Using the records below, please work out how many lines contain "Documents"; answer with the number alone.

## Information provided
.....
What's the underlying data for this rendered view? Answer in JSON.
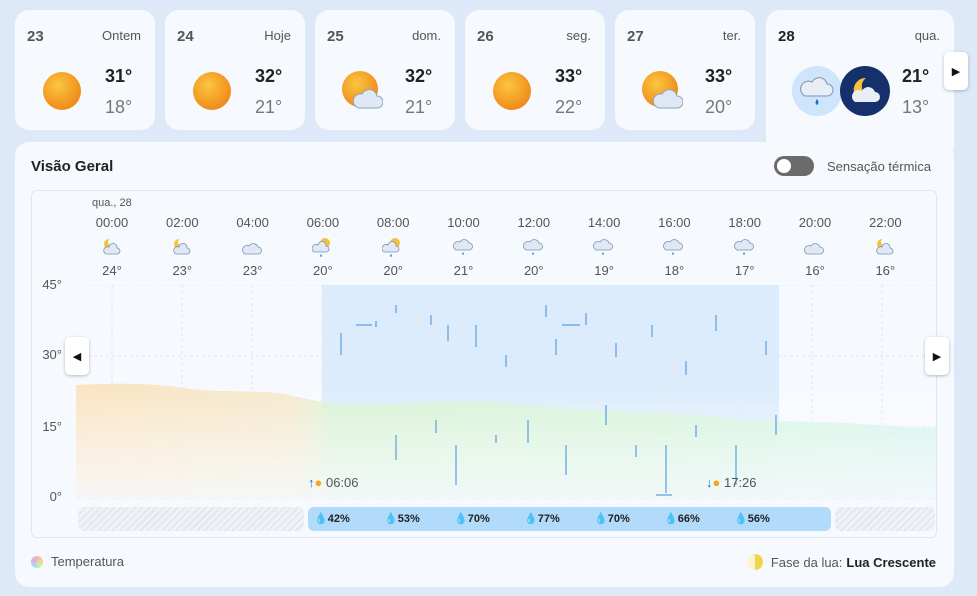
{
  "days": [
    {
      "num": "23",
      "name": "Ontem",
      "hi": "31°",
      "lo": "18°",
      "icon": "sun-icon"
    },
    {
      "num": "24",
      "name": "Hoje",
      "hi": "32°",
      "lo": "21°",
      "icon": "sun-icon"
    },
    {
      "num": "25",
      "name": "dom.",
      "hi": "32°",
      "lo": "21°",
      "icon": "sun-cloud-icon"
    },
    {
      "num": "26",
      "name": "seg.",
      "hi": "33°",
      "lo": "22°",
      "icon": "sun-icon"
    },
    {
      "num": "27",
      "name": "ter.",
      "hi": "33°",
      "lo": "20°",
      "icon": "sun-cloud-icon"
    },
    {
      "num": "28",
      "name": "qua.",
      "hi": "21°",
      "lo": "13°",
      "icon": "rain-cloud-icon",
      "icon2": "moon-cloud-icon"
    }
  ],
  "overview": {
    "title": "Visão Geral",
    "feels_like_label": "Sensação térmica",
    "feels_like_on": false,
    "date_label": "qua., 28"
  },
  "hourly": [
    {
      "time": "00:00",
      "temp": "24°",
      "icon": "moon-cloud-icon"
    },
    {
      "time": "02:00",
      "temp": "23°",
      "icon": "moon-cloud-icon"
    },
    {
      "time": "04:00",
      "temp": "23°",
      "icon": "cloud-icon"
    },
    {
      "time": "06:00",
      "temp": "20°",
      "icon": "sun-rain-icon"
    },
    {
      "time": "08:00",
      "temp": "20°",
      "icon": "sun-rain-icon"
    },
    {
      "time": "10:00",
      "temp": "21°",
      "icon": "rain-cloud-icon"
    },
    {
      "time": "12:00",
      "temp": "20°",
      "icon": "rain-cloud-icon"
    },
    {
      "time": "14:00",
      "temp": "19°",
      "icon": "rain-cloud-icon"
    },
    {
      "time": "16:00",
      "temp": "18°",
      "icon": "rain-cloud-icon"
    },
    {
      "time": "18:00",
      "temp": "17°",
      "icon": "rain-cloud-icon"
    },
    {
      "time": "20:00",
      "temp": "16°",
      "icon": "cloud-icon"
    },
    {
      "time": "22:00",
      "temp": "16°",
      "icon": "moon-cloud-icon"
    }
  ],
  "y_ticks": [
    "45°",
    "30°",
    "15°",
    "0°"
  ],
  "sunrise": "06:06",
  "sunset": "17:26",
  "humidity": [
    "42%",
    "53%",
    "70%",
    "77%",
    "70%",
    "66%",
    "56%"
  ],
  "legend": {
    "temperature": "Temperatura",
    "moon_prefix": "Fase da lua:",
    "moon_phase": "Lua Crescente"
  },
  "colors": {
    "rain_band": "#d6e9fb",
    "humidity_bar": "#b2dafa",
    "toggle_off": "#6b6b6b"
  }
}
.....
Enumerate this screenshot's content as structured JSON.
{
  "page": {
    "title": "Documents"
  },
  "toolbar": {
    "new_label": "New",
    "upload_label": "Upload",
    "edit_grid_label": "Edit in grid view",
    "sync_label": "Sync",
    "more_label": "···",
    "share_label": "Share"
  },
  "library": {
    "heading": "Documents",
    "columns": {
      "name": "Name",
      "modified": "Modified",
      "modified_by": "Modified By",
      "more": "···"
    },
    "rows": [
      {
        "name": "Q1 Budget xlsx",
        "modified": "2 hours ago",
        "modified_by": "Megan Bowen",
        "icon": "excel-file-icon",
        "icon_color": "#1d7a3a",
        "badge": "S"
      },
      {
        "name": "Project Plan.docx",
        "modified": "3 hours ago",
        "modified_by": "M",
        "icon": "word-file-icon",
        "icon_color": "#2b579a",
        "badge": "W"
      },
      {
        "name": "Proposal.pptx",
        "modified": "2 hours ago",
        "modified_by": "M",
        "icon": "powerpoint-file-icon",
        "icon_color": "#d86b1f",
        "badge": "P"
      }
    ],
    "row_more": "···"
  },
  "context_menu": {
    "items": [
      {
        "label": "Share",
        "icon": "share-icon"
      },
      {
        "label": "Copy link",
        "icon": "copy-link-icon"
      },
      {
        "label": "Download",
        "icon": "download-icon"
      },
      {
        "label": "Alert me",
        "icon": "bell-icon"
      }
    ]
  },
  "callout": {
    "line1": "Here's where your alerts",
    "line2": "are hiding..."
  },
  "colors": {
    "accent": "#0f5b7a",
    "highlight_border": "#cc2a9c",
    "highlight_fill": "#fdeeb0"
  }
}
.....
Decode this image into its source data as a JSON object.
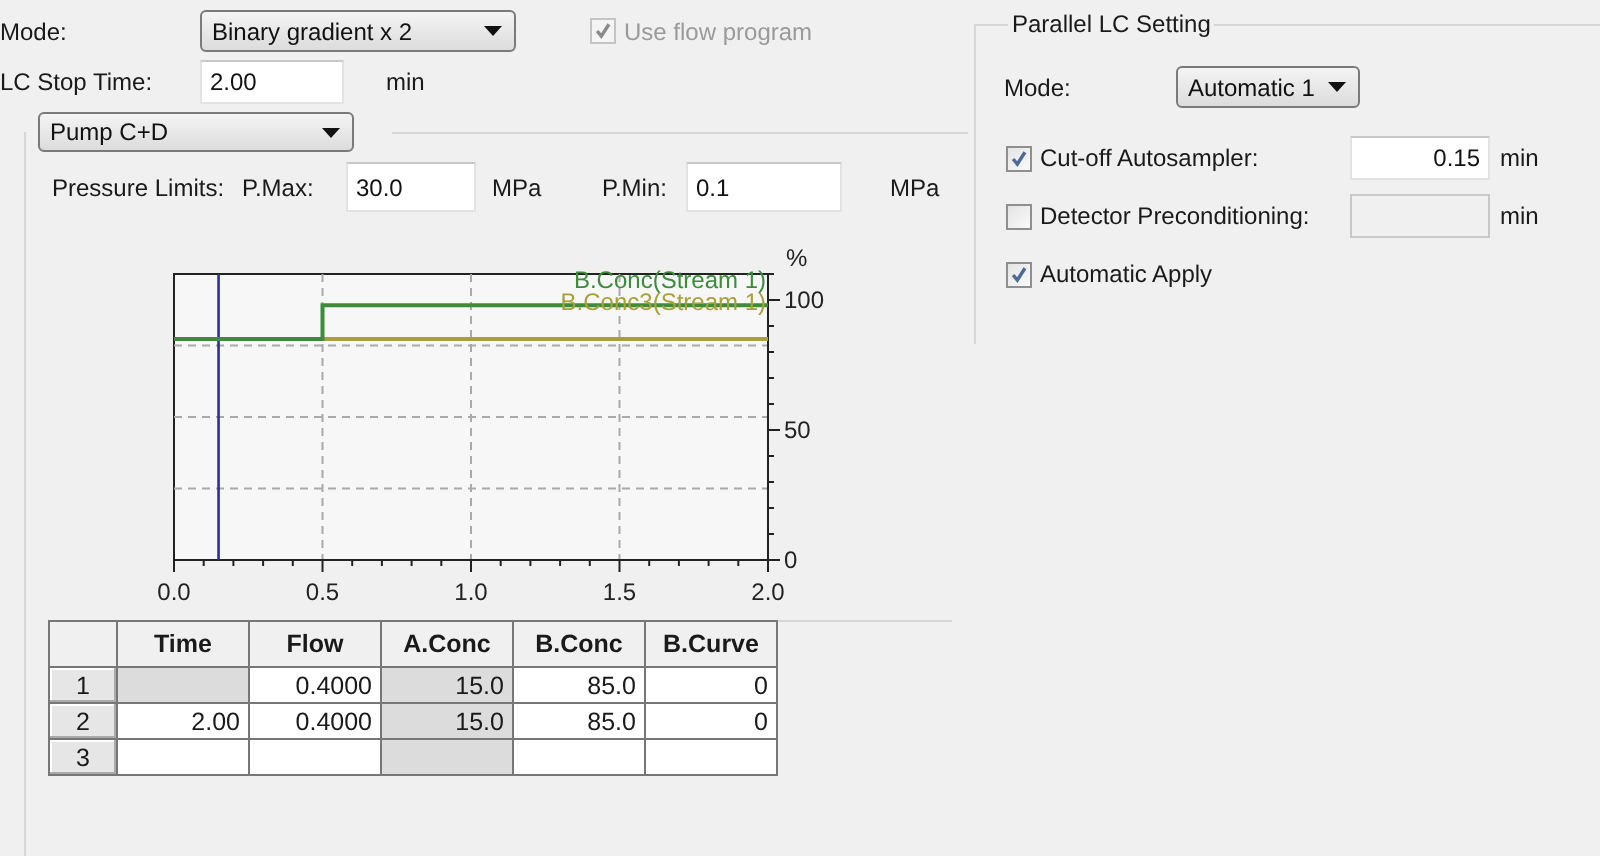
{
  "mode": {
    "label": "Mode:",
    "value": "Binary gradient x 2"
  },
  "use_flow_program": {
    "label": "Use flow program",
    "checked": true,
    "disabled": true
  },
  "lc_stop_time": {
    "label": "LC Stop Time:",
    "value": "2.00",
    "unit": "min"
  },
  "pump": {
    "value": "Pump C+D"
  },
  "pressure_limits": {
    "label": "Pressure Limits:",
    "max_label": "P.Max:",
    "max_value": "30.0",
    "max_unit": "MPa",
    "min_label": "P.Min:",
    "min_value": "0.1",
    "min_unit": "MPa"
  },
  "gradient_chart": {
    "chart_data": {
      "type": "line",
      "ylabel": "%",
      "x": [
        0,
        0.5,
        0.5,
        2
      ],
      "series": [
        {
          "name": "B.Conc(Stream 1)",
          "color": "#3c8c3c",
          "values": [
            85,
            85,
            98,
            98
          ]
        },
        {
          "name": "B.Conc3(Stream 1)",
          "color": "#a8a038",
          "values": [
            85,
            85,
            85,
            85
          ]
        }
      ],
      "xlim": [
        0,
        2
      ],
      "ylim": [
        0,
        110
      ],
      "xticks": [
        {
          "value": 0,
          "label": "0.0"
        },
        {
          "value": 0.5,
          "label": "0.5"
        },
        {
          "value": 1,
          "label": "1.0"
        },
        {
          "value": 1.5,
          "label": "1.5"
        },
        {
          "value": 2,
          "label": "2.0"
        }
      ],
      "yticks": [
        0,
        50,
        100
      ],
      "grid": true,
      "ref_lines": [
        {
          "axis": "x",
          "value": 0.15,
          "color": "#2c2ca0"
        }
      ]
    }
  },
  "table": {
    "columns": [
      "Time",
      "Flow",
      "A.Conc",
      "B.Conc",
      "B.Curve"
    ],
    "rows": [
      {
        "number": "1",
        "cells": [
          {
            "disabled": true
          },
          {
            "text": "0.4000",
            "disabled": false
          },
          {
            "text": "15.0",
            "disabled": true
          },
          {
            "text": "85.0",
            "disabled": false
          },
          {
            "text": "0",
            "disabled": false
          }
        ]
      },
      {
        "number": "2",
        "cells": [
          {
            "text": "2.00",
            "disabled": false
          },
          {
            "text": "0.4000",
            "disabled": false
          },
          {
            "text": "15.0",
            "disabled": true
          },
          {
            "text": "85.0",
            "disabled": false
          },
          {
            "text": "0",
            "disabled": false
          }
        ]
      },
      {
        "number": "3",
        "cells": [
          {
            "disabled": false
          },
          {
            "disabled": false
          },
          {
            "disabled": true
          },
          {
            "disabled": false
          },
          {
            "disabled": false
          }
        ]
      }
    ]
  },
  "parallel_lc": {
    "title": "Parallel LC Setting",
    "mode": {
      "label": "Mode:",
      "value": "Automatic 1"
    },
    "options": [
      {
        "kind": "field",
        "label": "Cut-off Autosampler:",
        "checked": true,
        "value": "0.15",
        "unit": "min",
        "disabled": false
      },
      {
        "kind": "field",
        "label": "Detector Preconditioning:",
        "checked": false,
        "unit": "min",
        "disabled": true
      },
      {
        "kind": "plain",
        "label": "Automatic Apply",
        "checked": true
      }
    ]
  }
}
.....
## Output of the task
2